• _Exercise goal_
Copy all the material that follows, keeping every character the same.

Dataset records
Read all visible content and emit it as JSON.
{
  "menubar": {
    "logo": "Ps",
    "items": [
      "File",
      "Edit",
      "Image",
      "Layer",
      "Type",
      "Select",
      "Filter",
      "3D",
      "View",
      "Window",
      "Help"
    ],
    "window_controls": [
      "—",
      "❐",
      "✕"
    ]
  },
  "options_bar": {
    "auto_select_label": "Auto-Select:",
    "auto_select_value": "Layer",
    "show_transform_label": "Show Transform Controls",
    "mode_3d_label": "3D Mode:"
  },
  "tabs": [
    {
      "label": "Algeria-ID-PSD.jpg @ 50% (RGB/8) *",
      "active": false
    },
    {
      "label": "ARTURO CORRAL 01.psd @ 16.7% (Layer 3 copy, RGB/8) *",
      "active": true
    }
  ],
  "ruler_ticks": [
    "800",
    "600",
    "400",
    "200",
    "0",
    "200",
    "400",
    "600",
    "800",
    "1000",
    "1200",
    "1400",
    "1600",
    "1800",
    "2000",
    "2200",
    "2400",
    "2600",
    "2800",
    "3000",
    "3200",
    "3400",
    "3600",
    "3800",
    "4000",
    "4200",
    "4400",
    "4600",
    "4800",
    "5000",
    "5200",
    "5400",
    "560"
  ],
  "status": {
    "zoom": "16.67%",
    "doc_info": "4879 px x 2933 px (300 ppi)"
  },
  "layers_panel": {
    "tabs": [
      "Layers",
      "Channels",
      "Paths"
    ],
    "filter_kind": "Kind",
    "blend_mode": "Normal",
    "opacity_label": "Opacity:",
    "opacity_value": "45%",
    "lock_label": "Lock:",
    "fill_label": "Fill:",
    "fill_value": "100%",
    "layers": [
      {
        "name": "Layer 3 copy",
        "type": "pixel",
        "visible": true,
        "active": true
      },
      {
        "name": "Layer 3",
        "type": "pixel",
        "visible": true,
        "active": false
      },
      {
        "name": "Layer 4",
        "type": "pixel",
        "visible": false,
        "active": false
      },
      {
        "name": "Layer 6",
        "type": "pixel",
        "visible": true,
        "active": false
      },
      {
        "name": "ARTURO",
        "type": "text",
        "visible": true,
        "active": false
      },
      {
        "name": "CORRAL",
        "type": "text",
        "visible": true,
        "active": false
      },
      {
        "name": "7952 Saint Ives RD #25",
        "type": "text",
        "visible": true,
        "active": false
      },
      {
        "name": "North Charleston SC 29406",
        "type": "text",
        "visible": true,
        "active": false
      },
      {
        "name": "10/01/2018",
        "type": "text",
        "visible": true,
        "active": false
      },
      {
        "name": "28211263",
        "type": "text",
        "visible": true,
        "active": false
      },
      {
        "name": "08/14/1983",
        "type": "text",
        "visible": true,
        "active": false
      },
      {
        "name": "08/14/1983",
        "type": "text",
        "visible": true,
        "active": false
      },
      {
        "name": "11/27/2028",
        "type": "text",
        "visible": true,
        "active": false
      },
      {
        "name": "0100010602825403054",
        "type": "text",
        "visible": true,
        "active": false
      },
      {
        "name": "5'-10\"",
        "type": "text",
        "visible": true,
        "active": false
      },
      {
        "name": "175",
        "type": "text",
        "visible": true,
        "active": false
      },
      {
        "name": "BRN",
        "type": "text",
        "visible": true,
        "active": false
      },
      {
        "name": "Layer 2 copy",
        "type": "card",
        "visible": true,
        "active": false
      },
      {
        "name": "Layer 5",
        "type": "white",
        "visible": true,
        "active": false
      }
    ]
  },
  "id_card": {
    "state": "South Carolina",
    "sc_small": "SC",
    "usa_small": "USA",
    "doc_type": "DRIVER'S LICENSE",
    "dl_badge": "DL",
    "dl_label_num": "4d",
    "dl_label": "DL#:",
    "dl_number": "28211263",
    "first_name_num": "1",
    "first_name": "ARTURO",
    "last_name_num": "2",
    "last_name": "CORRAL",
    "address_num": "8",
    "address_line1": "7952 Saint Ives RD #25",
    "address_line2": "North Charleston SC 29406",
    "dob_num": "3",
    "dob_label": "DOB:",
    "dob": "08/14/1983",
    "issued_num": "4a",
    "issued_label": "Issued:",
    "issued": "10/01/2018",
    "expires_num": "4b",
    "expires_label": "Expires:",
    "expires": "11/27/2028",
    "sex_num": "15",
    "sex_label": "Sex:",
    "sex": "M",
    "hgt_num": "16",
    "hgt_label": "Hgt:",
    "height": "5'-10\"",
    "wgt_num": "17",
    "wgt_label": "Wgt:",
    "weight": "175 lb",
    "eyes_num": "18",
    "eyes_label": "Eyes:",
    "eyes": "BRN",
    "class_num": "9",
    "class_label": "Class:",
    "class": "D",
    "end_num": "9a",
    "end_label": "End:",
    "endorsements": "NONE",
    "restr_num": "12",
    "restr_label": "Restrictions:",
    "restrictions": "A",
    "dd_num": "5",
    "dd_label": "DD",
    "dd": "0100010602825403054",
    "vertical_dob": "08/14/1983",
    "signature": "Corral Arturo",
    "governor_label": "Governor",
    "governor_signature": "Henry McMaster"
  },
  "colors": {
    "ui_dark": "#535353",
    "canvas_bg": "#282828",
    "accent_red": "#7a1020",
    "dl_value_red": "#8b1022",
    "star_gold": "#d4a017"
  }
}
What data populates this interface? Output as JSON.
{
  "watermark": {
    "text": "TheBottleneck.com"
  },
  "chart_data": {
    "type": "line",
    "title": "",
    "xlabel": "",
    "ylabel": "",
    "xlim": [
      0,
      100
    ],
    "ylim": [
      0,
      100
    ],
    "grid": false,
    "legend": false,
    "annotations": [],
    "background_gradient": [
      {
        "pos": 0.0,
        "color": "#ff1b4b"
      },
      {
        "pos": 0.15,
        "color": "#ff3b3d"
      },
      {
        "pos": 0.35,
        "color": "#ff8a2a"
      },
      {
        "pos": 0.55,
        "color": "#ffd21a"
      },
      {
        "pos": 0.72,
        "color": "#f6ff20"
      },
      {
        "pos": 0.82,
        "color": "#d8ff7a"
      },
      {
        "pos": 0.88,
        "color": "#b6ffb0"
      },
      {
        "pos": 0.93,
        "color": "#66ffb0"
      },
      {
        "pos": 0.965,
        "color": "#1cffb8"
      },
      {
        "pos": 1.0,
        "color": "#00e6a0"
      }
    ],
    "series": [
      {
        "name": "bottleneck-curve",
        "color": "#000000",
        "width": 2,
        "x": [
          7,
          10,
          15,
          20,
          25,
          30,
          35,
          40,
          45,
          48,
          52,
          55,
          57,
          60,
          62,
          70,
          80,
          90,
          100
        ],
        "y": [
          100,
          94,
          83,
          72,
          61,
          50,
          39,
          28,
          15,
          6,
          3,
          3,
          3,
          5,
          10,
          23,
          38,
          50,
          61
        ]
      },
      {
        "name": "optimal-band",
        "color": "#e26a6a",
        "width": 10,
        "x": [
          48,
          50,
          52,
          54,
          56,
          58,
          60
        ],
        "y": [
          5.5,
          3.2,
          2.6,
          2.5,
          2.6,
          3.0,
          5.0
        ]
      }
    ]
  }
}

• _Full output_
Read all visible content and emit it as JSON.
{
  "menubar": {
    "logo": "Ps",
    "items": [
      "File",
      "Edit",
      "Image",
      "Layer",
      "Type",
      "Select",
      "Filter",
      "3D",
      "View",
      "Window",
      "Help"
    ],
    "window_controls": [
      "—",
      "❐",
      "✕"
    ]
  },
  "options_bar": {
    "auto_select_label": "Auto-Select:",
    "auto_select_value": "Layer",
    "show_transform_label": "Show Transform Controls",
    "mode_3d_label": "3D Mode:"
  },
  "tabs": [
    {
      "label": "Algeria-ID-PSD.jpg @ 50% (RGB/8) *",
      "active": false
    },
    {
      "label": "ARTURO CORRAL 01.psd @ 16.7% (Layer 3 copy, RGB/8) *",
      "active": true
    }
  ],
  "ruler_ticks": [
    "800",
    "600",
    "400",
    "200",
    "0",
    "200",
    "400",
    "600",
    "800",
    "1000",
    "1200",
    "1400",
    "1600",
    "1800",
    "2000",
    "2200",
    "2400",
    "2600",
    "2800",
    "3000",
    "3200",
    "3400",
    "3600",
    "3800",
    "4000",
    "4200",
    "4400",
    "4600",
    "4800",
    "5000",
    "5200",
    "5400",
    "560"
  ],
  "status": {
    "zoom": "16.67%",
    "doc_info": "4879 px x 2933 px (300 ppi)"
  },
  "layers_panel": {
    "tabs": [
      "Layers",
      "Channels",
      "Paths"
    ],
    "filter_kind": "Kind",
    "blend_mode": "Normal",
    "opacity_label": "Opacity:",
    "opacity_value": "45%",
    "lock_label": "Lock:",
    "fill_label": "Fill:",
    "fill_value": "100%",
    "layers": [
      {
        "name": "Layer 3 copy",
        "type": "pixel",
        "visible": true,
        "active": true
      },
      {
        "name": "Layer 3",
        "type": "pixel",
        "visible": true,
        "active": false
      },
      {
        "name": "Layer 4",
        "type": "pixel",
        "visible": false,
        "active": false
      },
      {
        "name": "Layer 6",
        "type": "pixel",
        "visible": true,
        "active": false
      },
      {
        "name": "ARTURO",
        "type": "text",
        "visible": true,
        "active": false
      },
      {
        "name": "CORRAL",
        "type": "text",
        "visible": true,
        "active": false
      },
      {
        "name": "7952 Saint Ives RD #25",
        "type": "text",
        "visible": true,
        "active": false
      },
      {
        "name": "North Charleston SC 29406",
        "type": "text",
        "visible": true,
        "active": false
      },
      {
        "name": "10/01/2018",
        "type": "text",
        "visible": true,
        "active": false
      },
      {
        "name": "28211263",
        "type": "text",
        "visible": true,
        "active": false
      },
      {
        "name": "08/14/1983",
        "type": "text",
        "visible": true,
        "active": false
      },
      {
        "name": "08/14/1983",
        "type": "text",
        "visible": true,
        "active": false
      },
      {
        "name": "11/27/2028",
        "type": "text",
        "visible": true,
        "active": false
      },
      {
        "name": "0100010602825403054",
        "type": "text",
        "visible": true,
        "active": false
      },
      {
        "name": "5'-10\"",
        "type": "text",
        "visible": true,
        "active": false
      },
      {
        "name": "175",
        "type": "text",
        "visible": true,
        "active": false
      },
      {
        "name": "BRN",
        "type": "text",
        "visible": true,
        "active": false
      },
      {
        "name": "Layer 2 copy",
        "type": "card",
        "visible": true,
        "active": false
      },
      {
        "name": "Layer 5",
        "type": "white",
        "visible": true,
        "active": false
      }
    ]
  },
  "id_card": {
    "state": "South Carolina",
    "sc_small": "SC",
    "usa_small": "USA",
    "doc_type": "DRIVER'S LICENSE",
    "dl_badge": "DL",
    "dl_label_num": "4d",
    "dl_label": "DL#:",
    "dl_number": "28211263",
    "first_name_num": "1",
    "first_name": "ARTURO",
    "last_name_num": "2",
    "last_name": "CORRAL",
    "address_num": "8",
    "address_line1": "7952 Saint Ives RD #25",
    "address_line2": "North Charleston SC 29406",
    "dob_num": "3",
    "dob_label": "DOB:",
    "dob": "08/14/1983",
    "issued_num": "4a",
    "issued_label": "Issued:",
    "issued": "10/01/2018",
    "expires_num": "4b",
    "expires_label": "Expires:",
    "expires": "11/27/2028",
    "sex_num": "15",
    "sex_label": "Sex:",
    "sex": "M",
    "hgt_num": "16",
    "hgt_label": "Hgt:",
    "height": "5'-10\"",
    "wgt_num": "17",
    "wgt_label": "Wgt:",
    "weight": "175 lb",
    "eyes_num": "18",
    "eyes_label": "Eyes:",
    "eyes": "BRN",
    "class_num": "9",
    "class_label": "Class:",
    "class": "D",
    "end_num": "9a",
    "end_label": "End:",
    "endorsements": "NONE",
    "restr_num": "12",
    "restr_label": "Restrictions:",
    "restrictions": "A",
    "dd_num": "5",
    "dd_label": "DD",
    "dd": "0100010602825403054",
    "vertical_dob": "08/14/1983",
    "signature": "Corral Arturo",
    "governor_label": "Governor",
    "governor_signature": "Henry McMaster"
  },
  "colors": {
    "ui_dark": "#535353",
    "canvas_bg": "#282828",
    "accent_red": "#7a1020",
    "dl_value_red": "#8b1022",
    "star_gold": "#d4a017"
  }
}
What data populates this interface? Output as JSON.
{
  "watermark": {
    "text": "TheBottleneck.com"
  },
  "chart_data": {
    "type": "line",
    "title": "",
    "xlabel": "",
    "ylabel": "",
    "xlim": [
      0,
      100
    ],
    "ylim": [
      0,
      100
    ],
    "grid": false,
    "legend": false,
    "annotations": [],
    "background_gradient": [
      {
        "pos": 0.0,
        "color": "#ff1b4b"
      },
      {
        "pos": 0.15,
        "color": "#ff3b3d"
      },
      {
        "pos": 0.35,
        "color": "#ff8a2a"
      },
      {
        "pos": 0.55,
        "color": "#ffd21a"
      },
      {
        "pos": 0.72,
        "color": "#f6ff20"
      },
      {
        "pos": 0.82,
        "color": "#d8ff7a"
      },
      {
        "pos": 0.88,
        "color": "#b6ffb0"
      },
      {
        "pos": 0.93,
        "color": "#66ffb0"
      },
      {
        "pos": 0.965,
        "color": "#1cffb8"
      },
      {
        "pos": 1.0,
        "color": "#00e6a0"
      }
    ],
    "series": [
      {
        "name": "bottleneck-curve",
        "color": "#000000",
        "width": 2,
        "x": [
          7,
          10,
          15,
          20,
          25,
          30,
          35,
          40,
          45,
          48,
          52,
          55,
          57,
          60,
          62,
          70,
          80,
          90,
          100
        ],
        "y": [
          100,
          94,
          83,
          72,
          61,
          50,
          39,
          28,
          15,
          6,
          3,
          3,
          3,
          5,
          10,
          23,
          38,
          50,
          61
        ]
      },
      {
        "name": "optimal-band",
        "color": "#e26a6a",
        "width": 10,
        "x": [
          48,
          50,
          52,
          54,
          56,
          58,
          60
        ],
        "y": [
          5.5,
          3.2,
          2.6,
          2.5,
          2.6,
          3.0,
          5.0
        ]
      }
    ]
  }
}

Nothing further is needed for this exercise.